* TASK DESCRIPTION: Pull out each line of the data that includes the word "text".

* ENTRIES:
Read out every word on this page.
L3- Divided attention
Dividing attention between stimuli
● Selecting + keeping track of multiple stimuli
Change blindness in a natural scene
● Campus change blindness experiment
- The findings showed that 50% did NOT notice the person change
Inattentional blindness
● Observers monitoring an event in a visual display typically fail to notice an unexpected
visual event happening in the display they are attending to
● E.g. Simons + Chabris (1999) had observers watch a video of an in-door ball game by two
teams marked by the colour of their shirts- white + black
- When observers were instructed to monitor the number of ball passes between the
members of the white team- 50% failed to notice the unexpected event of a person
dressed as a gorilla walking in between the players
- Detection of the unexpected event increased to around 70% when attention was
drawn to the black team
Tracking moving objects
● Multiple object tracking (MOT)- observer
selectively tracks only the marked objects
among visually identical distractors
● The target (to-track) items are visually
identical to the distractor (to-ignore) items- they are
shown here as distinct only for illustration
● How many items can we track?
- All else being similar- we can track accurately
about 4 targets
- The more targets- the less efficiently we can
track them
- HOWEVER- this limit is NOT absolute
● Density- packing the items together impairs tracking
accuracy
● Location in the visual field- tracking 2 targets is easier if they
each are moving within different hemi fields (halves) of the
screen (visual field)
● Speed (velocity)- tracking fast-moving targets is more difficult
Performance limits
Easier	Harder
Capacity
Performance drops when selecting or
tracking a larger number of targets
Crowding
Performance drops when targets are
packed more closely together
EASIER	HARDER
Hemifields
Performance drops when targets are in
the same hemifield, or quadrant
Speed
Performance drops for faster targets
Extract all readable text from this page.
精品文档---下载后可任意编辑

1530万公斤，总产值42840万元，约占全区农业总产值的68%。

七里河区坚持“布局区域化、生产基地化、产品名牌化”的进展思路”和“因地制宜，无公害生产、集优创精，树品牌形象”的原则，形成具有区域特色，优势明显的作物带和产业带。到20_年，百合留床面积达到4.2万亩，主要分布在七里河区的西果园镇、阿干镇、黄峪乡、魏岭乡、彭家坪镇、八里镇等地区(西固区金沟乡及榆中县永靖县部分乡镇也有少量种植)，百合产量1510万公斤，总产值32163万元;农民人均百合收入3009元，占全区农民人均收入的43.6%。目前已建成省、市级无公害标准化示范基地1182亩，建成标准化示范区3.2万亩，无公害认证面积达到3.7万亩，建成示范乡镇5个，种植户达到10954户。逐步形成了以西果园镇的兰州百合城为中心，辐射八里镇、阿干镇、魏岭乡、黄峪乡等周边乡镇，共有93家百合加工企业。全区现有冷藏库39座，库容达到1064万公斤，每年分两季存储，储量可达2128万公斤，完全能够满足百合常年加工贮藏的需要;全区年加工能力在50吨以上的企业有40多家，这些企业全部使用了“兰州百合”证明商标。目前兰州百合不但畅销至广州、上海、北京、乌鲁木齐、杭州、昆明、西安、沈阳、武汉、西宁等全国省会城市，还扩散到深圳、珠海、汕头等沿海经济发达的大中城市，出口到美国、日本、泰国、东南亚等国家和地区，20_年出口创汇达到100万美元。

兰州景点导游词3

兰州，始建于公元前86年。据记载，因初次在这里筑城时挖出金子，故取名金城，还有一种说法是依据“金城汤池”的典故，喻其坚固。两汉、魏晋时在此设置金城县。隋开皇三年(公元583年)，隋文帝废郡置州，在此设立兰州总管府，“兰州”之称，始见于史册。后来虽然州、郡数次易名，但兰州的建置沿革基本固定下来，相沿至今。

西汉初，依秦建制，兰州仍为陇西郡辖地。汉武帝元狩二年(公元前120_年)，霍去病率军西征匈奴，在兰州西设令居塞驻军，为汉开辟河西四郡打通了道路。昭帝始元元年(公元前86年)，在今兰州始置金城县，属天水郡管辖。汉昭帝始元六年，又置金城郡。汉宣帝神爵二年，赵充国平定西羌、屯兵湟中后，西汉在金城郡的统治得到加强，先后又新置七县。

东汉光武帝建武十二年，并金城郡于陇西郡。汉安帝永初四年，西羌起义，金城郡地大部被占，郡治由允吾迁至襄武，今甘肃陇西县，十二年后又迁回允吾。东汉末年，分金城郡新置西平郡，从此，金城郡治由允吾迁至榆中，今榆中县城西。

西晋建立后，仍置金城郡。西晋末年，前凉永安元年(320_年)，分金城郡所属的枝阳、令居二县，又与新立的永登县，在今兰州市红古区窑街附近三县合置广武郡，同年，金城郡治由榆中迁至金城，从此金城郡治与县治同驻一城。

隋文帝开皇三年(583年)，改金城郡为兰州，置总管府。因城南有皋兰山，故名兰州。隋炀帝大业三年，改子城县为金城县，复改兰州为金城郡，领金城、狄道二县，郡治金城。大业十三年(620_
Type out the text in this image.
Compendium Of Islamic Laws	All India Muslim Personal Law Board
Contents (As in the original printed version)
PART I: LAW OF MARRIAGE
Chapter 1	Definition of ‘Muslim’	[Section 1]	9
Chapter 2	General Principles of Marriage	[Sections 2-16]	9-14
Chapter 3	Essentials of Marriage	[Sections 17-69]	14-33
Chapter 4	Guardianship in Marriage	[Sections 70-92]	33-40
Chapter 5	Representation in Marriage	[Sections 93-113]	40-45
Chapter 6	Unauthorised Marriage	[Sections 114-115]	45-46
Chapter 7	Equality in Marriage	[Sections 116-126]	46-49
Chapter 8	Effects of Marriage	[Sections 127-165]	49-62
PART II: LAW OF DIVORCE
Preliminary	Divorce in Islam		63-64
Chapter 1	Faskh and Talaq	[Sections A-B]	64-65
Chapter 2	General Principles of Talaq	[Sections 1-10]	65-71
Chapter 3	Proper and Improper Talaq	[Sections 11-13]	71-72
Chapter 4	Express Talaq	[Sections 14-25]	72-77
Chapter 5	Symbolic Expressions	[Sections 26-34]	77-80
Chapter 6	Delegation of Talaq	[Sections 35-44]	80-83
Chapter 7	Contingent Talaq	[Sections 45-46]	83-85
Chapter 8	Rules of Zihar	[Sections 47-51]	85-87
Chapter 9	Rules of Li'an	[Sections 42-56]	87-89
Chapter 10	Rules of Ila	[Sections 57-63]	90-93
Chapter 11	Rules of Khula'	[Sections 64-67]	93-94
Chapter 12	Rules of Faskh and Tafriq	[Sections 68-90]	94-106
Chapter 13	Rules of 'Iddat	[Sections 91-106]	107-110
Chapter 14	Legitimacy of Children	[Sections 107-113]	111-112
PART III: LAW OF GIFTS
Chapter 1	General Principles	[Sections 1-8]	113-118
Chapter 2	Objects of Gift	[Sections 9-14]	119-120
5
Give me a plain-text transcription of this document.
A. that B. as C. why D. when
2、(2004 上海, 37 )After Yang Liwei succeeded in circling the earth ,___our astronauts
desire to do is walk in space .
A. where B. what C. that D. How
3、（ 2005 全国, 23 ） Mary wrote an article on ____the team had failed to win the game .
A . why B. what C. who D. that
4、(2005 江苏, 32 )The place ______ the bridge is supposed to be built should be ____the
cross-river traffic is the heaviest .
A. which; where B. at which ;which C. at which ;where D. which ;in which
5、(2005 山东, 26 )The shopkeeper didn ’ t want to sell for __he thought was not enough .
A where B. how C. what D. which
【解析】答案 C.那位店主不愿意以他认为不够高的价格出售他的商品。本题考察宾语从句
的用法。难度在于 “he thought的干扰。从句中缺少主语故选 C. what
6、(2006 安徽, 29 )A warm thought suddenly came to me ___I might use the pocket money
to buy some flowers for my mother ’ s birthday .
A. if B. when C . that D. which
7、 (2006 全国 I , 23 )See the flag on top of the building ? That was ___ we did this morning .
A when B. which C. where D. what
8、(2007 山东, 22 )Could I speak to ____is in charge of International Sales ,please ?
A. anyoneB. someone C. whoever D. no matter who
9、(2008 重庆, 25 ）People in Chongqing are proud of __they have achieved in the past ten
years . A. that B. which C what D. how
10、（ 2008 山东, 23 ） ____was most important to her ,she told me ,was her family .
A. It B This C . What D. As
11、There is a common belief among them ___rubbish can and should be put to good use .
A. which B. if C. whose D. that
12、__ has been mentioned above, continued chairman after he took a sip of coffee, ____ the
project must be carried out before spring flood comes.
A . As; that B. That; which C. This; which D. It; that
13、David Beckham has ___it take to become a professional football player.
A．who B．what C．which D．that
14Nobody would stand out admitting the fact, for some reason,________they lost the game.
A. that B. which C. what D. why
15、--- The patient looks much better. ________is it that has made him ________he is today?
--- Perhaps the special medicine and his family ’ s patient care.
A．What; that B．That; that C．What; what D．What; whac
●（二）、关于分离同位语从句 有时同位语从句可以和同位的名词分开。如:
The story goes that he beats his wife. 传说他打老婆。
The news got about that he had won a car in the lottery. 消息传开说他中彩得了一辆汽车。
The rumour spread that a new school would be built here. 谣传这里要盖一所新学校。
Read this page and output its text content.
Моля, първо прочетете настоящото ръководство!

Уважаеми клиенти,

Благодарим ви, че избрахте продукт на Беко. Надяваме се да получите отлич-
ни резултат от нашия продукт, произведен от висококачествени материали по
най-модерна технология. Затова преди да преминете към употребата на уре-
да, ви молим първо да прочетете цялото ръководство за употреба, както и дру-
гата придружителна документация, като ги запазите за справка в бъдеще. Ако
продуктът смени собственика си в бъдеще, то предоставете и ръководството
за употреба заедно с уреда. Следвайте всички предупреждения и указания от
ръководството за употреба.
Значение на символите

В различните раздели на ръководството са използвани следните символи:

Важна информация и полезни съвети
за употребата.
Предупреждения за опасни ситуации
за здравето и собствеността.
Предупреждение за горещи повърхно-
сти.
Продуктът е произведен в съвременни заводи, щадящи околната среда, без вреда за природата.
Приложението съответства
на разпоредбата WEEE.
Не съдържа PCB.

* TASK ANSWER:
Extract all readable text from this page.
Type out the text in this image.
Give me a plain-text transcription of this document.
Read this page and output its text content.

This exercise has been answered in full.